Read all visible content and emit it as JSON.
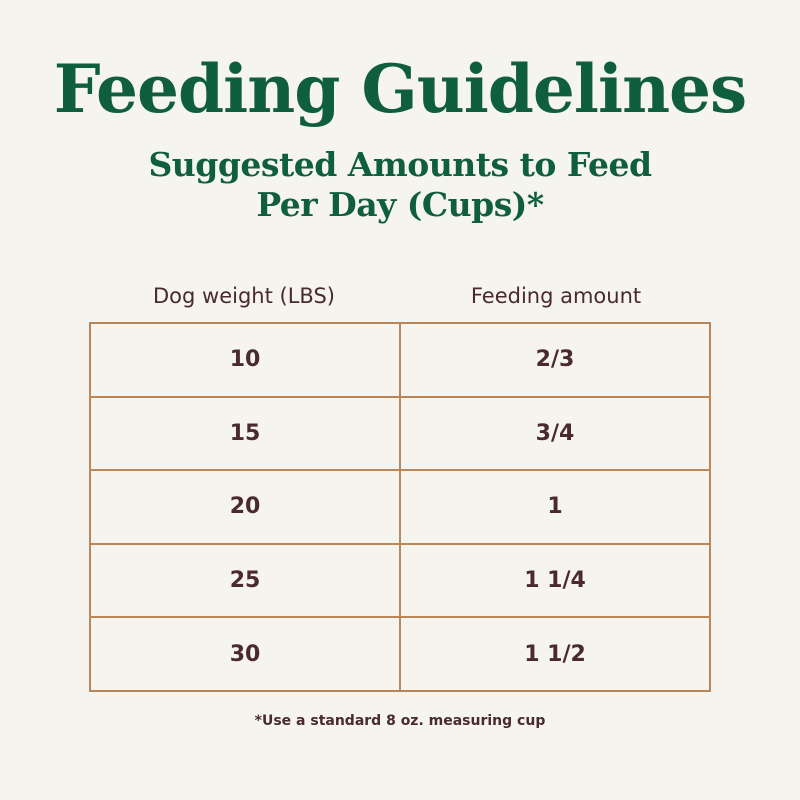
{
  "header": {
    "title": "Feeding Guidelines",
    "subtitle_line1": "Suggested Amounts to Feed",
    "subtitle_line2": "Per Day (Cups)*"
  },
  "table": {
    "columns": [
      "Dog weight (LBS)",
      "Feeding amount"
    ],
    "rows": [
      [
        "10",
        "2/3"
      ],
      [
        "15",
        "3/4"
      ],
      [
        "20",
        "1"
      ],
      [
        "25",
        "1 1/4"
      ],
      [
        "30",
        "1 1/2"
      ]
    ]
  },
  "footnote": "*Use a standard 8 oz. measuring cup"
}
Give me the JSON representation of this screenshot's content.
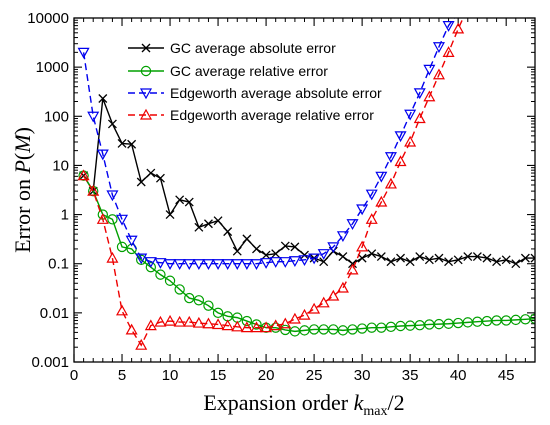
{
  "chart_data": {
    "type": "line",
    "title": "",
    "xlabel": "Expansion order k_max/2",
    "xlabel_main": "Expansion order ",
    "xlabel_k": "k",
    "xlabel_sub": "max",
    "xlabel_tail": "/2",
    "ylabel": "Error on P(M)",
    "ylabel_main": "Error on ",
    "ylabel_P": "P",
    "ylabel_open": "(",
    "ylabel_M": "M",
    "ylabel_close": ")",
    "xlim": [
      0,
      48
    ],
    "ylim": [
      0.001,
      10000
    ],
    "yscale": "log",
    "xticks": [
      0,
      5,
      10,
      15,
      20,
      25,
      30,
      35,
      40,
      45
    ],
    "xtick_labels": [
      "0",
      "5",
      "10",
      "15",
      "20",
      "25",
      "30",
      "35",
      "40",
      "45"
    ],
    "yticks": [
      0.001,
      0.01,
      0.1,
      1,
      10,
      100,
      1000,
      10000
    ],
    "ytick_labels": [
      "0.001",
      "0.01",
      "0.1",
      "1",
      "10",
      "100",
      "1000",
      "10000"
    ],
    "legend_position": "top-center",
    "series": [
      {
        "name": "GC average absolute error",
        "color": "#000000",
        "marker": "x",
        "dash": "solid",
        "x": [
          1,
          2,
          3,
          4,
          5,
          6,
          7,
          8,
          9,
          10,
          11,
          12,
          13,
          14,
          15,
          16,
          17,
          18,
          19,
          20,
          21,
          22,
          23,
          24,
          25,
          26,
          27,
          28,
          29,
          30,
          31,
          32,
          33,
          34,
          35,
          36,
          37,
          38,
          39,
          40,
          41,
          42,
          43,
          44,
          45,
          46,
          47,
          48
        ],
        "y": [
          6.2,
          3.0,
          230,
          70,
          28,
          27,
          4.6,
          7.0,
          5.5,
          1.0,
          2.0,
          1.8,
          0.55,
          0.65,
          0.75,
          0.45,
          0.18,
          0.32,
          0.2,
          0.15,
          0.16,
          0.23,
          0.22,
          0.15,
          0.13,
          0.11,
          0.18,
          0.14,
          0.1,
          0.13,
          0.16,
          0.14,
          0.11,
          0.13,
          0.11,
          0.14,
          0.12,
          0.13,
          0.11,
          0.12,
          0.14,
          0.14,
          0.13,
          0.11,
          0.12,
          0.1,
          0.13,
          0.13
        ]
      },
      {
        "name": "GC average relative error",
        "color": "#00a000",
        "marker": "circle",
        "dash": "solid",
        "x": [
          1,
          2,
          3,
          4,
          5,
          6,
          7,
          8,
          9,
          10,
          11,
          12,
          13,
          14,
          15,
          16,
          17,
          18,
          19,
          20,
          21,
          22,
          23,
          24,
          25,
          26,
          27,
          28,
          29,
          30,
          31,
          32,
          33,
          34,
          35,
          36,
          37,
          38,
          39,
          40,
          41,
          42,
          43,
          44,
          45,
          46,
          47,
          48
        ],
        "y": [
          6.2,
          3.0,
          1.0,
          0.8,
          0.22,
          0.2,
          0.12,
          0.085,
          0.06,
          0.045,
          0.03,
          0.02,
          0.018,
          0.014,
          0.01,
          0.0085,
          0.008,
          0.0068,
          0.0058,
          0.005,
          0.005,
          0.0045,
          0.0042,
          0.0044,
          0.0046,
          0.0046,
          0.0046,
          0.0044,
          0.0046,
          0.0048,
          0.005,
          0.005,
          0.0052,
          0.0054,
          0.0055,
          0.0056,
          0.0058,
          0.0059,
          0.006,
          0.0062,
          0.0064,
          0.0066,
          0.0068,
          0.007,
          0.007,
          0.0072,
          0.0074,
          0.0076
        ]
      },
      {
        "name": "Edgeworth average absolute error",
        "color": "#0000ee",
        "marker": "triangle-down",
        "dash": "dashed",
        "x": [
          1,
          2,
          3,
          4,
          5,
          6,
          7,
          8,
          9,
          10,
          11,
          12,
          13,
          14,
          15,
          16,
          17,
          18,
          19,
          20,
          21,
          22,
          23,
          24,
          25,
          26,
          27,
          28,
          29,
          30,
          31,
          32,
          33,
          34,
          35,
          36,
          37,
          38,
          39,
          40
        ],
        "y": [
          2000,
          100,
          17,
          2.5,
          0.8,
          0.3,
          0.13,
          0.11,
          0.105,
          0.1,
          0.1,
          0.1,
          0.1,
          0.1,
          0.1,
          0.1,
          0.1,
          0.1,
          0.1,
          0.105,
          0.11,
          0.11,
          0.115,
          0.12,
          0.13,
          0.16,
          0.22,
          0.37,
          0.65,
          1.3,
          2.6,
          6.0,
          15,
          40,
          110,
          300,
          900,
          2600,
          7000,
          13000
        ]
      },
      {
        "name": "Edgeworth average relative error",
        "color": "#ee0000",
        "marker": "triangle-up",
        "dash": "dashed",
        "x": [
          1,
          2,
          3,
          4,
          5,
          6,
          7,
          8,
          9,
          10,
          11,
          12,
          13,
          14,
          15,
          16,
          17,
          18,
          19,
          20,
          21,
          22,
          23,
          24,
          25,
          26,
          27,
          28,
          29,
          30,
          31,
          32,
          33,
          34,
          35,
          36,
          37,
          38,
          39,
          40,
          41
        ],
        "y": [
          6.2,
          3.0,
          0.8,
          0.13,
          0.011,
          0.0045,
          0.0022,
          0.0055,
          0.0065,
          0.0068,
          0.0065,
          0.0065,
          0.0062,
          0.006,
          0.0058,
          0.0055,
          0.0052,
          0.005,
          0.005,
          0.005,
          0.0055,
          0.006,
          0.0075,
          0.009,
          0.012,
          0.016,
          0.022,
          0.032,
          0.075,
          0.22,
          0.8,
          1.8,
          4.2,
          12,
          30,
          90,
          250,
          700,
          2000,
          6000,
          16000
        ]
      }
    ]
  }
}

**Stated problem:** Each record above should be copied character for character, with pictures dropped.

**Exercise solution:**
Read all visible content and emit it as JSON.
{
  "header": {
    "title": "Feeding Guidelines",
    "subtitle_line1": "Suggested Amounts to Feed",
    "subtitle_line2": "Per Day (Cups)*"
  },
  "table": {
    "columns": [
      "Dog weight (LBS)",
      "Feeding amount"
    ],
    "rows": [
      [
        "10",
        "2/3"
      ],
      [
        "15",
        "3/4"
      ],
      [
        "20",
        "1"
      ],
      [
        "25",
        "1 1/4"
      ],
      [
        "30",
        "1 1/2"
      ]
    ]
  },
  "footnote": "*Use a standard 8 oz. measuring cup"
}
Give me the JSON representation of this screenshot's content.
{
  "chart_data": {
    "type": "line",
    "title": "",
    "xlabel": "Expansion order k_max/2",
    "xlabel_main": "Expansion order ",
    "xlabel_k": "k",
    "xlabel_sub": "max",
    "xlabel_tail": "/2",
    "ylabel": "Error on P(M)",
    "ylabel_main": "Error on ",
    "ylabel_P": "P",
    "ylabel_open": "(",
    "ylabel_M": "M",
    "ylabel_close": ")",
    "xlim": [
      0,
      48
    ],
    "ylim": [
      0.001,
      10000
    ],
    "yscale": "log",
    "xticks": [
      0,
      5,
      10,
      15,
      20,
      25,
      30,
      35,
      40,
      45
    ],
    "xtick_labels": [
      "0",
      "5",
      "10",
      "15",
      "20",
      "25",
      "30",
      "35",
      "40",
      "45"
    ],
    "yticks": [
      0.001,
      0.01,
      0.1,
      1,
      10,
      100,
      1000,
      10000
    ],
    "ytick_labels": [
      "0.001",
      "0.01",
      "0.1",
      "1",
      "10",
      "100",
      "1000",
      "10000"
    ],
    "legend_position": "top-center",
    "series": [
      {
        "name": "GC average absolute error",
        "color": "#000000",
        "marker": "x",
        "dash": "solid",
        "x": [
          1,
          2,
          3,
          4,
          5,
          6,
          7,
          8,
          9,
          10,
          11,
          12,
          13,
          14,
          15,
          16,
          17,
          18,
          19,
          20,
          21,
          22,
          23,
          24,
          25,
          26,
          27,
          28,
          29,
          30,
          31,
          32,
          33,
          34,
          35,
          36,
          37,
          38,
          39,
          40,
          41,
          42,
          43,
          44,
          45,
          46,
          47,
          48
        ],
        "y": [
          6.2,
          3.0,
          230,
          70,
          28,
          27,
          4.6,
          7.0,
          5.5,
          1.0,
          2.0,
          1.8,
          0.55,
          0.65,
          0.75,
          0.45,
          0.18,
          0.32,
          0.2,
          0.15,
          0.16,
          0.23,
          0.22,
          0.15,
          0.13,
          0.11,
          0.18,
          0.14,
          0.1,
          0.13,
          0.16,
          0.14,
          0.11,
          0.13,
          0.11,
          0.14,
          0.12,
          0.13,
          0.11,
          0.12,
          0.14,
          0.14,
          0.13,
          0.11,
          0.12,
          0.1,
          0.13,
          0.13
        ]
      },
      {
        "name": "GC average relative error",
        "color": "#00a000",
        "marker": "circle",
        "dash": "solid",
        "x": [
          1,
          2,
          3,
          4,
          5,
          6,
          7,
          8,
          9,
          10,
          11,
          12,
          13,
          14,
          15,
          16,
          17,
          18,
          19,
          20,
          21,
          22,
          23,
          24,
          25,
          26,
          27,
          28,
          29,
          30,
          31,
          32,
          33,
          34,
          35,
          36,
          37,
          38,
          39,
          40,
          41,
          42,
          43,
          44,
          45,
          46,
          47,
          48
        ],
        "y": [
          6.2,
          3.0,
          1.0,
          0.8,
          0.22,
          0.2,
          0.12,
          0.085,
          0.06,
          0.045,
          0.03,
          0.02,
          0.018,
          0.014,
          0.01,
          0.0085,
          0.008,
          0.0068,
          0.0058,
          0.005,
          0.005,
          0.0045,
          0.0042,
          0.0044,
          0.0046,
          0.0046,
          0.0046,
          0.0044,
          0.0046,
          0.0048,
          0.005,
          0.005,
          0.0052,
          0.0054,
          0.0055,
          0.0056,
          0.0058,
          0.0059,
          0.006,
          0.0062,
          0.0064,
          0.0066,
          0.0068,
          0.007,
          0.007,
          0.0072,
          0.0074,
          0.0076
        ]
      },
      {
        "name": "Edgeworth average absolute error",
        "color": "#0000ee",
        "marker": "triangle-down",
        "dash": "dashed",
        "x": [
          1,
          2,
          3,
          4,
          5,
          6,
          7,
          8,
          9,
          10,
          11,
          12,
          13,
          14,
          15,
          16,
          17,
          18,
          19,
          20,
          21,
          22,
          23,
          24,
          25,
          26,
          27,
          28,
          29,
          30,
          31,
          32,
          33,
          34,
          35,
          36,
          37,
          38,
          39,
          40
        ],
        "y": [
          2000,
          100,
          17,
          2.5,
          0.8,
          0.3,
          0.13,
          0.11,
          0.105,
          0.1,
          0.1,
          0.1,
          0.1,
          0.1,
          0.1,
          0.1,
          0.1,
          0.1,
          0.1,
          0.105,
          0.11,
          0.11,
          0.115,
          0.12,
          0.13,
          0.16,
          0.22,
          0.37,
          0.65,
          1.3,
          2.6,
          6.0,
          15,
          40,
          110,
          300,
          900,
          2600,
          7000,
          13000
        ]
      },
      {
        "name": "Edgeworth average relative error",
        "color": "#ee0000",
        "marker": "triangle-up",
        "dash": "dashed",
        "x": [
          1,
          2,
          3,
          4,
          5,
          6,
          7,
          8,
          9,
          10,
          11,
          12,
          13,
          14,
          15,
          16,
          17,
          18,
          19,
          20,
          21,
          22,
          23,
          24,
          25,
          26,
          27,
          28,
          29,
          30,
          31,
          32,
          33,
          34,
          35,
          36,
          37,
          38,
          39,
          40,
          41
        ],
        "y": [
          6.2,
          3.0,
          0.8,
          0.13,
          0.011,
          0.0045,
          0.0022,
          0.0055,
          0.0065,
          0.0068,
          0.0065,
          0.0065,
          0.0062,
          0.006,
          0.0058,
          0.0055,
          0.0052,
          0.005,
          0.005,
          0.005,
          0.0055,
          0.006,
          0.0075,
          0.009,
          0.012,
          0.016,
          0.022,
          0.032,
          0.075,
          0.22,
          0.8,
          1.8,
          4.2,
          12,
          30,
          90,
          250,
          700,
          2000,
          6000,
          16000
        ]
      }
    ]
  }
}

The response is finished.